Given problem: Write out the entire listing below exactly, with the pictures left out.

-- start of Data shown --

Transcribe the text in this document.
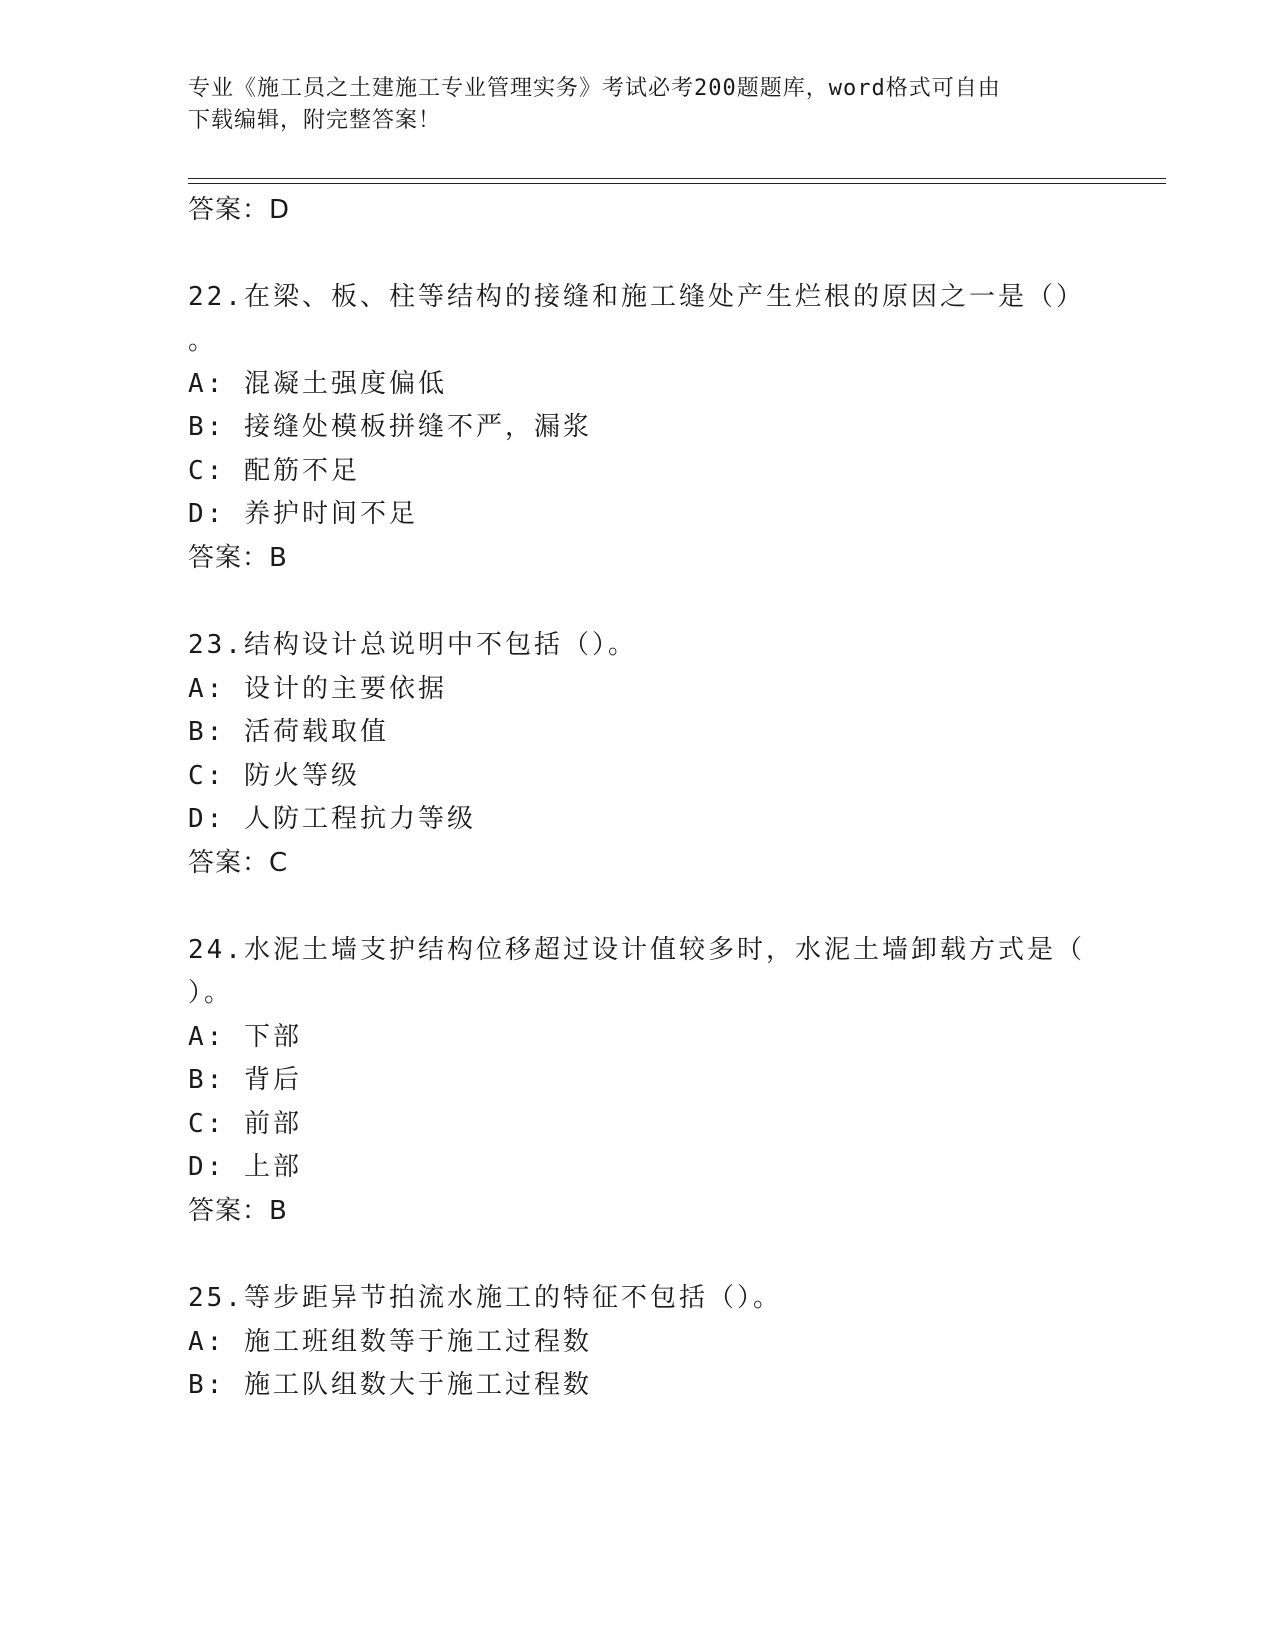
专业《施工员之土建施工专业管理实务》考试必考200题题库，word格式可自由
下载编辑，附完整答案！
答案：D
22.在梁、板、柱等结构的接缝和施工缝处产生烂根的原因之一是（）
。
A: 混凝土强度偏低
B: 接缝处模板拼缝不严，漏浆
C: 配筋不足
D: 养护时间不足
答案：B
23.结构设计总说明中不包括（）。
A: 设计的主要依据
B: 活荷载取值
C: 防火等级
D: 人防工程抗力等级
答案：C
24.水泥土墙支护结构位移超过设计值较多时，水泥土墙卸载方式是（
）。
A: 下部
B: 背后
C: 前部
D: 上部
答案：B
25.等步距异节拍流水施工的特征不包括（）。
A: 施工班组数等于施工过程数
B: 施工队组数大于施工过程数
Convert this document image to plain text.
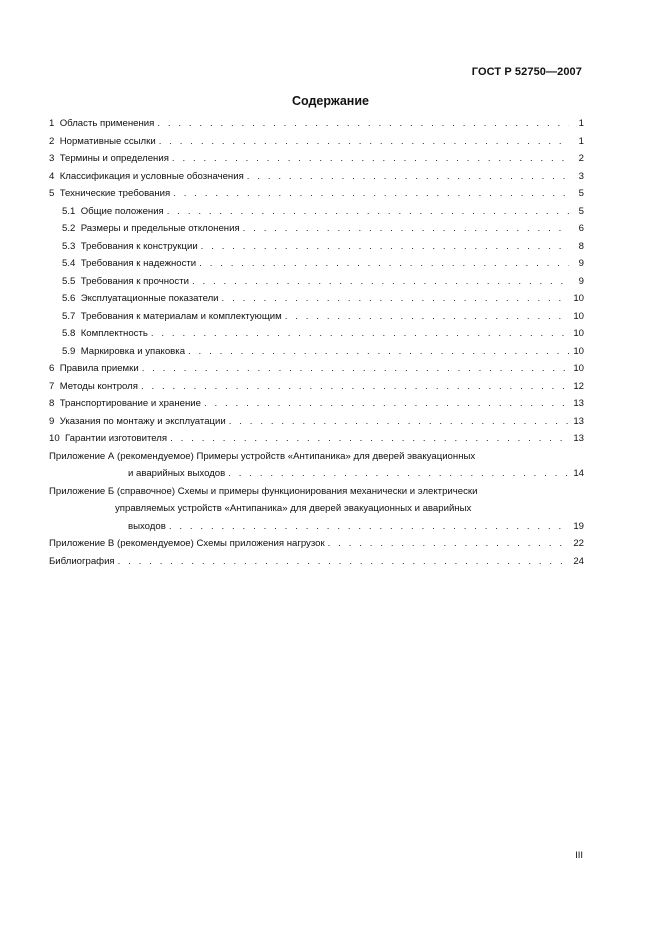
ГОСТ Р 52750—2007
Содержание
1 Область применения . . .	1
2 Нормативные ссылки . . .	1
3 Термины и определения . . .	2
4 Классификация и условные обозначения . . .	3
5 Технические требования . . .	5
5.1 Общие положения . . .	5
5.2 Размеры и предельные отклонения . . .	6
5.3 Требования к конструкции . . .	8
5.4 Требования к надежности . . .	9
5.5  Требования к прочности . . .	9
5.6 Эксплуатационные показатели . . .	10
5.7 Требования к материалам и комплектующим . . .	10
5.8 Комплектность . . .	10
5.9 Маркировка и упаковка . . .	10
6 Правила приемки . . .	10
7 Методы контроля . . .	12
8 Транспортирование и хранение . . .	13
9 Указания по монтажу и эксплуатации . . .	13
10 Гарантии изготовителя . . .	13
Приложение А (рекомендуемое) Примеры устройств «Антипаника» для дверей эвакуационных
и аварийных выходов . . .	14
Приложение Б (справочное) Схемы и примеры функционирования механически и электрически
управляемых устройств «Антипаника» для дверей эвакуационных и аварийных
выходов . . .	19
Приложение В (рекомендуемое) Схемы приложения нагрузок . . .	22
Библиография . . .	24
III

-- end of Data shown --

Response below:
Transcribe the text in this document.
专业《施工员之土建施工专业管理实务》考试必考200题题库，word格式可自由
下载编辑，附完整答案！
答案：D
22.在梁、板、柱等结构的接缝和施工缝处产生烂根的原因之一是（）
。
A: 混凝土强度偏低
B: 接缝处模板拼缝不严，漏浆
C: 配筋不足
D: 养护时间不足
答案：B
23.结构设计总说明中不包括（）。
A: 设计的主要依据
B: 活荷载取值
C: 防火等级
D: 人防工程抗力等级
答案：C
24.水泥土墙支护结构位移超过设计值较多时，水泥土墙卸载方式是（
）。
A: 下部
B: 背后
C: 前部
D: 上部
答案：B
25.等步距异节拍流水施工的特征不包括（）。
A: 施工班组数等于施工过程数
B: 施工队组数大于施工过程数
Convert this document image to plain text.
ГОСТ Р 52750—2007
Содержание
1 Область применения . . .	1
2 Нормативные ссылки . . .	1
3 Термины и определения . . .	2
4 Классификация и условные обозначения . . .	3
5 Технические требования . . .	5
5.1 Общие положения . . .	5
5.2 Размеры и предельные отклонения . . .	6
5.3 Требования к конструкции . . .	8
5.4 Требования к надежности . . .	9
5.5  Требования к прочности . . .	9
5.6 Эксплуатационные показатели . . .	10
5.7 Требования к материалам и комплектующим . . .	10
5.8 Комплектность . . .	10
5.9 Маркировка и упаковка . . .	10
6 Правила приемки . . .	10
7 Методы контроля . . .	12
8 Транспортирование и хранение . . .	13
9 Указания по монтажу и эксплуатации . . .	13
10 Гарантии изготовителя . . .	13
Приложение А (рекомендуемое) Примеры устройств «Антипаника» для дверей эвакуационных
и аварийных выходов . . .	14
Приложение Б (справочное) Схемы и примеры функционирования механически и электрически
управляемых устройств «Антипаника» для дверей эвакуационных и аварийных
выходов . . .	19
Приложение В (рекомендуемое) Схемы приложения нагрузок . . .	22
Библиография . . .	24
III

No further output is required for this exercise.